> [TASK GOAL]
Quote each line of the material verbatim, without the pictures.

> [RECORDS FOR THE TASK]
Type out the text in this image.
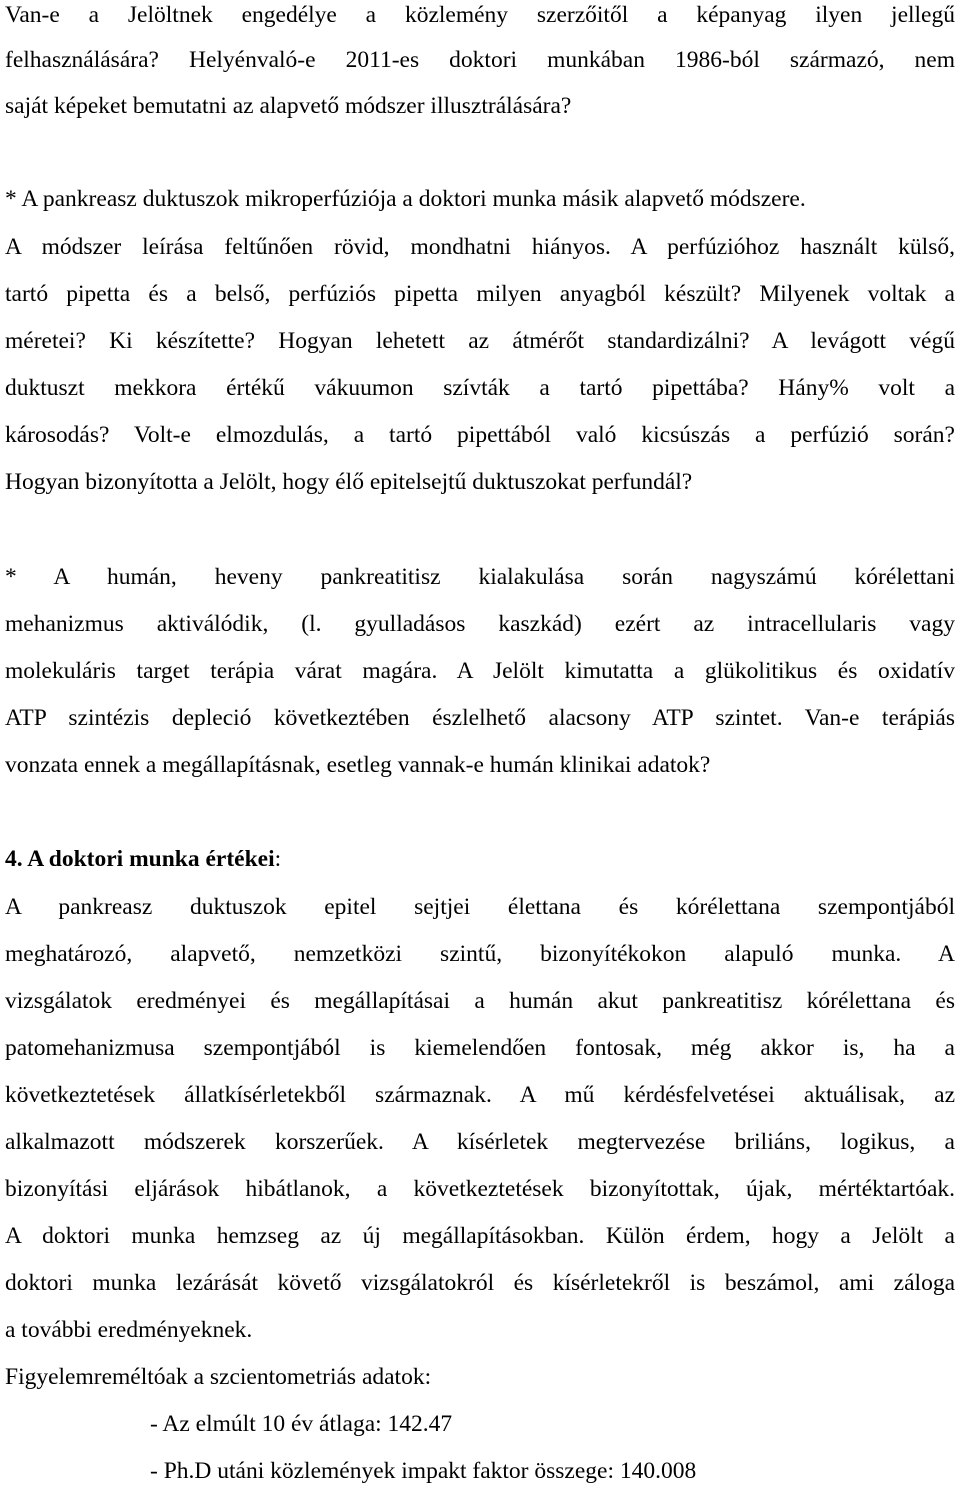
Van-e a Jelöltnek engedélye a közlemény szerzőitől a képanyag ilyen jellegű
felhasználására? Helyénvaló-e 2011-es doktori munkában 1986-ból származó, nem
saját képeket bemutatni az alapvető módszer illusztrálására?
* A pankreasz duktuszok mikroperfúziója a doktori munka másik alapvető módszere.
A módszer leírása feltűnően rövid, mondhatni hiányos. A perfúzióhoz használt külső,
tartó pipetta és a belső, perfúziós pipetta milyen anyagból készült? Milyenek voltak a
méretei? Ki készítette? Hogyan lehetett az átmérőt standardizálni? A levágott végű
duktuszt mekkora értékű vákuumon szívták a tartó pipettába? Hány% volt a
károsodás? Volt-e elmozdulás, a tartó pipettából való kicsúszás a perfúzió során?
Hogyan bizonyította a Jelölt, hogy élő epitelsejtű duktuszokat perfundál?
* A humán, heveny pankreatitisz kialakulása során nagyszámú kórélettani
mehanizmus aktiválódik, (l. gyulladásos kaszkád) ezért az intracellularis vagy
molekuláris target terápia várat magára. A Jelölt kimutatta a glükolitikus és oxidatív
ATP szintézis depleció következtében észlelhető alacsony ATP szintet. Van-e terápiás
vonzata ennek a megállapításnak, esetleg vannak-e humán klinikai adatok?
4. A doktori munka értékei:
A pankreasz duktuszok epitel sejtjei élettana és kórélettana szempontjából
meghatározó, alapvető, nemzetközi szintű, bizonyítékokon alapuló munka. A
vizsgálatok eredményei és megállapításai a humán akut pankreatitisz kórélettana és
patomehanizmusa szempontjából is kiemelendően fontosak, még akkor is, ha a
következtetések állatkísérletekből származnak. A mű kérdésfelvetései aktuálisak, az
alkalmazott módszerek korszerűek. A kísérletek megtervezése briliáns, logikus, a
bizonyítási eljárások hibátlanok, a következtetések bizonyítottak, újak, mértéktartóak.
A doktori munka hemzseg az új megállapításokban. Külön érdem, hogy a Jelölt a
doktori munka lezárását követő vizsgálatokról és kísérletekről is beszámol, ami záloga
a további eredményeknek.
Figyelemreméltóak a szcientometriás adatok:
- Az elmúlt 10 év átlaga: 142.47
- Ph.D utáni közlemények impakt faktor összege: 140.008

> [THE COMPLETED TASK]
Type out the text in this image.
Van-e a Jelöltnek engedélye a közlemény szerzőitől a képanyag ilyen jellegű
felhasználására? Helyénvaló-e 2011-es doktori munkában 1986-ból származó, nem
saját képeket bemutatni az alapvető módszer illusztrálására?
* A pankreasz duktuszok mikroperfúziója a doktori munka másik alapvető módszere.
A módszer leírása feltűnően rövid, mondhatni hiányos. A perfúzióhoz használt külső,
tartó pipetta és a belső, perfúziós pipetta milyen anyagból készült? Milyenek voltak a
méretei? Ki készítette? Hogyan lehetett az átmérőt standardizálni? A levágott végű
duktuszt mekkora értékű vákuumon szívták a tartó pipettába? Hány% volt a
károsodás? Volt-e elmozdulás, a tartó pipettából való kicsúszás a perfúzió során?
Hogyan bizonyította a Jelölt, hogy élő epitelsejtű duktuszokat perfundál?
* A humán, heveny pankreatitisz kialakulása során nagyszámú kórélettani
mehanizmus aktiválódik, (l. gyulladásos kaszkád) ezért az intracellularis vagy
molekuláris target terápia várat magára. A Jelölt kimutatta a glükolitikus és oxidatív
ATP szintézis depleció következtében észlelhető alacsony ATP szintet. Van-e terápiás
vonzata ennek a megállapításnak, esetleg vannak-e humán klinikai adatok?
4. A doktori munka értékei:
A pankreasz duktuszok epitel sejtjei élettana és kórélettana szempontjából
meghatározó, alapvető, nemzetközi szintű, bizonyítékokon alapuló munka. A
vizsgálatok eredményei és megállapításai a humán akut pankreatitisz kórélettana és
patomehanizmusa szempontjából is kiemelendően fontosak, még akkor is, ha a
következtetések állatkísérletekből származnak. A mű kérdésfelvetései aktuálisak, az
alkalmazott módszerek korszerűek. A kísérletek megtervezése briliáns, logikus, a
bizonyítási eljárások hibátlanok, a következtetések bizonyítottak, újak, mértéktartóak.
A doktori munka hemzseg az új megállapításokban. Külön érdem, hogy a Jelölt a
doktori munka lezárását követő vizsgálatokról és kísérletekről is beszámol, ami záloga
a további eredményeknek.
Figyelemreméltóak a szcientometriás adatok:
- Az elmúlt 10 év átlaga: 142.47
- Ph.D utáni közlemények impakt faktor összege: 140.008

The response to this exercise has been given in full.